* **Excerpted records**:
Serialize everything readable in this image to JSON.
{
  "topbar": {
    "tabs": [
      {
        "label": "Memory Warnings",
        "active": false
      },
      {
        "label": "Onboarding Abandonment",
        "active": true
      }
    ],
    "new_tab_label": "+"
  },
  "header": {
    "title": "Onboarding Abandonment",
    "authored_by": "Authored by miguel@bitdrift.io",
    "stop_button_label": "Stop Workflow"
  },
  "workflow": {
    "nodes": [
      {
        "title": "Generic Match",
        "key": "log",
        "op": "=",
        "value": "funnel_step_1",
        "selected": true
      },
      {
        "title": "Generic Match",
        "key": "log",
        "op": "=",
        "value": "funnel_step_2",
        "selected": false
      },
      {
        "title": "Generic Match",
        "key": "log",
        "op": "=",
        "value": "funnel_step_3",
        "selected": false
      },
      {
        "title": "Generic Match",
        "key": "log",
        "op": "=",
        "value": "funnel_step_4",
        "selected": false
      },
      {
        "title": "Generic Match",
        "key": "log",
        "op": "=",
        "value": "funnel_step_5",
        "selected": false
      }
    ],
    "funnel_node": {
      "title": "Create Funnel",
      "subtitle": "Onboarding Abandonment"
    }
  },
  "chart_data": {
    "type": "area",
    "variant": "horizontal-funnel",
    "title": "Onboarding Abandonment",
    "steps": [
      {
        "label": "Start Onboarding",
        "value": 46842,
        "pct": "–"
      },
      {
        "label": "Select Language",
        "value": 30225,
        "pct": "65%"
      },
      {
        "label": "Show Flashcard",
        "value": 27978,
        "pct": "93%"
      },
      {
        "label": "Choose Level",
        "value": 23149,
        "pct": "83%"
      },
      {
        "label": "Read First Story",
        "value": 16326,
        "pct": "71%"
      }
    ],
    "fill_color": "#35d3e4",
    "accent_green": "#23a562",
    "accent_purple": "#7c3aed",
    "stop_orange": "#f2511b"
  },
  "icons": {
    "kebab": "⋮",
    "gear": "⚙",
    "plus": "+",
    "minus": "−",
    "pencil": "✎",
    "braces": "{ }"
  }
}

* **Prompt**: Repeat the data above, word for word.

* **Full answer**:
Serialize everything readable in this image to JSON.
{
  "topbar": {
    "tabs": [
      {
        "label": "Memory Warnings",
        "active": false
      },
      {
        "label": "Onboarding Abandonment",
        "active": true
      }
    ],
    "new_tab_label": "+"
  },
  "header": {
    "title": "Onboarding Abandonment",
    "authored_by": "Authored by miguel@bitdrift.io",
    "stop_button_label": "Stop Workflow"
  },
  "workflow": {
    "nodes": [
      {
        "title": "Generic Match",
        "key": "log",
        "op": "=",
        "value": "funnel_step_1",
        "selected": true
      },
      {
        "title": "Generic Match",
        "key": "log",
        "op": "=",
        "value": "funnel_step_2",
        "selected": false
      },
      {
        "title": "Generic Match",
        "key": "log",
        "op": "=",
        "value": "funnel_step_3",
        "selected": false
      },
      {
        "title": "Generic Match",
        "key": "log",
        "op": "=",
        "value": "funnel_step_4",
        "selected": false
      },
      {
        "title": "Generic Match",
        "key": "log",
        "op": "=",
        "value": "funnel_step_5",
        "selected": false
      }
    ],
    "funnel_node": {
      "title": "Create Funnel",
      "subtitle": "Onboarding Abandonment"
    }
  },
  "chart_data": {
    "type": "area",
    "variant": "horizontal-funnel",
    "title": "Onboarding Abandonment",
    "steps": [
      {
        "label": "Start Onboarding",
        "value": 46842,
        "pct": "–"
      },
      {
        "label": "Select Language",
        "value": 30225,
        "pct": "65%"
      },
      {
        "label": "Show Flashcard",
        "value": 27978,
        "pct": "93%"
      },
      {
        "label": "Choose Level",
        "value": 23149,
        "pct": "83%"
      },
      {
        "label": "Read First Story",
        "value": 16326,
        "pct": "71%"
      }
    ],
    "fill_color": "#35d3e4",
    "accent_green": "#23a562",
    "accent_purple": "#7c3aed",
    "stop_orange": "#f2511b"
  },
  "icons": {
    "kebab": "⋮",
    "gear": "⚙",
    "plus": "+",
    "minus": "−",
    "pencil": "✎",
    "braces": "{ }"
  }
}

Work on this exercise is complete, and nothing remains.